WHAT YOU WILL DO =
How many lines in the listing below include the word "Croatian"? Answer with the number and nothing else.

EXTRACTED ENTRIES =
──────
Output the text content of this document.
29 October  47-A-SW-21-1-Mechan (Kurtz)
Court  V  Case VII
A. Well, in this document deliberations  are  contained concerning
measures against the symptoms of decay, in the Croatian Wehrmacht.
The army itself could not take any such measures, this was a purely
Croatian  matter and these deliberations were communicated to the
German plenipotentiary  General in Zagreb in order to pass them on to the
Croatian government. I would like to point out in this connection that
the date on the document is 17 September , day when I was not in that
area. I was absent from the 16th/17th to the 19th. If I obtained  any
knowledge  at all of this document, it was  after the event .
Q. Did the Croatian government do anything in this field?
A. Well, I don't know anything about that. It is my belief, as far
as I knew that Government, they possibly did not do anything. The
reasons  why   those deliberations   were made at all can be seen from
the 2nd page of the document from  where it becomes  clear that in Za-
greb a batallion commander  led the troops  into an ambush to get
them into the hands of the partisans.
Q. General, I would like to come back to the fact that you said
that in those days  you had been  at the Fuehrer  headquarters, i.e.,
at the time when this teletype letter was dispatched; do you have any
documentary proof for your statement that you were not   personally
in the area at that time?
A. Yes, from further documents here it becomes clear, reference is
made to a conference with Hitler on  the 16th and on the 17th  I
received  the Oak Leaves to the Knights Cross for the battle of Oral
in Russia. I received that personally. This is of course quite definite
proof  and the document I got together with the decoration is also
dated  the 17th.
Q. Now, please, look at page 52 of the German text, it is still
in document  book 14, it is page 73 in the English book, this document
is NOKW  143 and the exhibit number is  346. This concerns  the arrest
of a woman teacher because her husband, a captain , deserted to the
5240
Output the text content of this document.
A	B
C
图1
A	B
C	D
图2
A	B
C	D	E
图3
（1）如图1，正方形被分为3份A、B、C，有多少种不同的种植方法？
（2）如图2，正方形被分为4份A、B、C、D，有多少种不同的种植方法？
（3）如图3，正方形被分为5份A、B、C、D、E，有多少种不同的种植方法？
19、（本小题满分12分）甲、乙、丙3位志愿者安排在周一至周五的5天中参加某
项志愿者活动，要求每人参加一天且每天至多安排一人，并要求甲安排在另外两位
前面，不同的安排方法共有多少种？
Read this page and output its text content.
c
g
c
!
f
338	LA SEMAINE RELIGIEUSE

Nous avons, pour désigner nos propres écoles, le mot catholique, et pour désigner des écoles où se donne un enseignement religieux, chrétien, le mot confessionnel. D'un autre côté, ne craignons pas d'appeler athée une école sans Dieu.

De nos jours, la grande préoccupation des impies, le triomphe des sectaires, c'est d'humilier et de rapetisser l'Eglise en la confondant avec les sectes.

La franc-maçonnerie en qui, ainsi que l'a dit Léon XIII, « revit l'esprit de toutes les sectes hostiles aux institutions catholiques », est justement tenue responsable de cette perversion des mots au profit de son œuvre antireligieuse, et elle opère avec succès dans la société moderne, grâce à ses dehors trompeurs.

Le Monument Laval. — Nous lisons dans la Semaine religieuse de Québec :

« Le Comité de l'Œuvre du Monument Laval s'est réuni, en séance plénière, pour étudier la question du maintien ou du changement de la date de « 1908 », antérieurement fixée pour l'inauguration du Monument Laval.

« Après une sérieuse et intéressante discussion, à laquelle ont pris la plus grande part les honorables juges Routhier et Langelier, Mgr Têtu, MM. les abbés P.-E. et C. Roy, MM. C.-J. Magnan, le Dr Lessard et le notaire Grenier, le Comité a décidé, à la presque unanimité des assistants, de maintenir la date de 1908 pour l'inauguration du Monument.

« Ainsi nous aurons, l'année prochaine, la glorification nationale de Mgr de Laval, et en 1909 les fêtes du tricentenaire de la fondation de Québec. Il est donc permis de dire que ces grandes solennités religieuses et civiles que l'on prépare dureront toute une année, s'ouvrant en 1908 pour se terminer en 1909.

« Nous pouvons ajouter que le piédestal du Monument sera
──────
RESPONSE FOR THIS EXERCISE =
4